### Provided records
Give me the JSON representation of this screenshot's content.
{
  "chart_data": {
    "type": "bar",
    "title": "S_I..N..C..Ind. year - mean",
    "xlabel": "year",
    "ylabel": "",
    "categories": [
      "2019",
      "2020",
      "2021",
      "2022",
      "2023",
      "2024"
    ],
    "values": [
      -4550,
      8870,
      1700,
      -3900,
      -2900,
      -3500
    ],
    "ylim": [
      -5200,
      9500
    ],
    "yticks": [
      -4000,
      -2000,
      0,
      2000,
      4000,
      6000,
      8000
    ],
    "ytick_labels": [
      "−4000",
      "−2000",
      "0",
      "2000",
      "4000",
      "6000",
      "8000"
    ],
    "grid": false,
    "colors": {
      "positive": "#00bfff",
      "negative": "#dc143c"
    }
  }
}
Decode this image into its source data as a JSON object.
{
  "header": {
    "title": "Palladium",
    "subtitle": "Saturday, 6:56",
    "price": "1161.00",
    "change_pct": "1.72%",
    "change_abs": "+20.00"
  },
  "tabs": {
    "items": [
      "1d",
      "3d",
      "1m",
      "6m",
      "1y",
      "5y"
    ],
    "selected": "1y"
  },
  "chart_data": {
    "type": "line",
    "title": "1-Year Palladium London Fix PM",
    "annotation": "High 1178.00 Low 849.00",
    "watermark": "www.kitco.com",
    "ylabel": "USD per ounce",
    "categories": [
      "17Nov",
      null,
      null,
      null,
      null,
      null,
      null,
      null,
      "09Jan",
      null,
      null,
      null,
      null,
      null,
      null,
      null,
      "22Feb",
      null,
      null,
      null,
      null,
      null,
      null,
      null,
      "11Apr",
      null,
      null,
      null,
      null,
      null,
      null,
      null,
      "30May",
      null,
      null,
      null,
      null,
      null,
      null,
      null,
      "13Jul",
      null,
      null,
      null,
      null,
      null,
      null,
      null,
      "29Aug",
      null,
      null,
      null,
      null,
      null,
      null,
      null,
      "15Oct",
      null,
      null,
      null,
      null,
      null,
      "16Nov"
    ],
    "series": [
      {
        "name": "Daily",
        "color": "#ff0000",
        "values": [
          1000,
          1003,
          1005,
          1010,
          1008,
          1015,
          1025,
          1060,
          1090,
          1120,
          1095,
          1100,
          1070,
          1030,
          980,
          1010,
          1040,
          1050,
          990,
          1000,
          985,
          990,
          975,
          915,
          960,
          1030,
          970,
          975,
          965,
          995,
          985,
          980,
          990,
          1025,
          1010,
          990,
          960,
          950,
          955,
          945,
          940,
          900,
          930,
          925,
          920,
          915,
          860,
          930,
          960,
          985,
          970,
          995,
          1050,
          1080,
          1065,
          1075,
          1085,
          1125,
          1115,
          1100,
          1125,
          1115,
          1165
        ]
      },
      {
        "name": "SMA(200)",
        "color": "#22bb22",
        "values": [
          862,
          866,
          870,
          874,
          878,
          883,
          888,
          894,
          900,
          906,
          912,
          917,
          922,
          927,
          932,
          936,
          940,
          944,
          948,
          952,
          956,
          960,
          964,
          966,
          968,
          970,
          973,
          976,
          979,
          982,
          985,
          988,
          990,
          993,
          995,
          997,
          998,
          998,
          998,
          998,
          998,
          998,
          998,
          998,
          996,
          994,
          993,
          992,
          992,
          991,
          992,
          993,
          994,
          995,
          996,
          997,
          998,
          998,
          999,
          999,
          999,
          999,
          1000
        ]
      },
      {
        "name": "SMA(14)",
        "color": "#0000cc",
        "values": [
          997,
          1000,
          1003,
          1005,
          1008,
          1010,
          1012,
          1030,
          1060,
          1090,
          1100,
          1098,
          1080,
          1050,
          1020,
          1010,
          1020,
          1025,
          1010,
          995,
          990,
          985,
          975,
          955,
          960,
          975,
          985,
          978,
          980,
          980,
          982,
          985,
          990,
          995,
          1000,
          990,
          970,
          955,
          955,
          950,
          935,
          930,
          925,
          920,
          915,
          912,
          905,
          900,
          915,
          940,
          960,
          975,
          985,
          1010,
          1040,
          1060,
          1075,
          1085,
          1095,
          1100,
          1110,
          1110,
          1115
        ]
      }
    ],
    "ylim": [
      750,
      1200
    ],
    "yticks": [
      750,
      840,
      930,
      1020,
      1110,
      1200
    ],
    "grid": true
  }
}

### Work to do
From the records above, please extract every line and repeat it exactly.

### Exercise answer
Give me the JSON representation of this screenshot's content.
{
  "chart_data": {
    "type": "bar",
    "title": "S_I..N..C..Ind. year - mean",
    "xlabel": "year",
    "ylabel": "",
    "categories": [
      "2019",
      "2020",
      "2021",
      "2022",
      "2023",
      "2024"
    ],
    "values": [
      -4550,
      8870,
      1700,
      -3900,
      -2900,
      -3500
    ],
    "ylim": [
      -5200,
      9500
    ],
    "yticks": [
      -4000,
      -2000,
      0,
      2000,
      4000,
      6000,
      8000
    ],
    "ytick_labels": [
      "−4000",
      "−2000",
      "0",
      "2000",
      "4000",
      "6000",
      "8000"
    ],
    "grid": false,
    "colors": {
      "positive": "#00bfff",
      "negative": "#dc143c"
    }
  }
}
Decode this image into its source data as a JSON object.
{
  "header": {
    "title": "Palladium",
    "subtitle": "Saturday, 6:56",
    "price": "1161.00",
    "change_pct": "1.72%",
    "change_abs": "+20.00"
  },
  "tabs": {
    "items": [
      "1d",
      "3d",
      "1m",
      "6m",
      "1y",
      "5y"
    ],
    "selected": "1y"
  },
  "chart_data": {
    "type": "line",
    "title": "1-Year Palladium London Fix PM",
    "annotation": "High 1178.00 Low 849.00",
    "watermark": "www.kitco.com",
    "ylabel": "USD per ounce",
    "categories": [
      "17Nov",
      null,
      null,
      null,
      null,
      null,
      null,
      null,
      "09Jan",
      null,
      null,
      null,
      null,
      null,
      null,
      null,
      "22Feb",
      null,
      null,
      null,
      null,
      null,
      null,
      null,
      "11Apr",
      null,
      null,
      null,
      null,
      null,
      null,
      null,
      "30May",
      null,
      null,
      null,
      null,
      null,
      null,
      null,
      "13Jul",
      null,
      null,
      null,
      null,
      null,
      null,
      null,
      "29Aug",
      null,
      null,
      null,
      null,
      null,
      null,
      null,
      "15Oct",
      null,
      null,
      null,
      null,
      null,
      "16Nov"
    ],
    "series": [
      {
        "name": "Daily",
        "color": "#ff0000",
        "values": [
          1000,
          1003,
          1005,
          1010,
          1008,
          1015,
          1025,
          1060,
          1090,
          1120,
          1095,
          1100,
          1070,
          1030,
          980,
          1010,
          1040,
          1050,
          990,
          1000,
          985,
          990,
          975,
          915,
          960,
          1030,
          970,
          975,
          965,
          995,
          985,
          980,
          990,
          1025,
          1010,
          990,
          960,
          950,
          955,
          945,
          940,
          900,
          930,
          925,
          920,
          915,
          860,
          930,
          960,
          985,
          970,
          995,
          1050,
          1080,
          1065,
          1075,
          1085,
          1125,
          1115,
          1100,
          1125,
          1115,
          1165
        ]
      },
      {
        "name": "SMA(200)",
        "color": "#22bb22",
        "values": [
          862,
          866,
          870,
          874,
          878,
          883,
          888,
          894,
          900,
          906,
          912,
          917,
          922,
          927,
          932,
          936,
          940,
          944,
          948,
          952,
          956,
          960,
          964,
          966,
          968,
          970,
          973,
          976,
          979,
          982,
          985,
          988,
          990,
          993,
          995,
          997,
          998,
          998,
          998,
          998,
          998,
          998,
          998,
          998,
          996,
          994,
          993,
          992,
          992,
          991,
          992,
          993,
          994,
          995,
          996,
          997,
          998,
          998,
          999,
          999,
          999,
          999,
          1000
        ]
      },
      {
        "name": "SMA(14)",
        "color": "#0000cc",
        "values": [
          997,
          1000,
          1003,
          1005,
          1008,
          1010,
          1012,
          1030,
          1060,
          1090,
          1100,
          1098,
          1080,
          1050,
          1020,
          1010,
          1020,
          1025,
          1010,
          995,
          990,
          985,
          975,
          955,
          960,
          975,
          985,
          978,
          980,
          980,
          982,
          985,
          990,
          995,
          1000,
          990,
          970,
          955,
          955,
          950,
          935,
          930,
          925,
          920,
          915,
          912,
          905,
          900,
          915,
          940,
          960,
          975,
          985,
          1010,
          1040,
          1060,
          1075,
          1085,
          1095,
          1100,
          1110,
          1110,
          1115
        ]
      }
    ],
    "ylim": [
      750,
      1200
    ],
    "yticks": [
      750,
      840,
      930,
      1020,
      1110,
      1200
    ],
    "grid": true
  }
}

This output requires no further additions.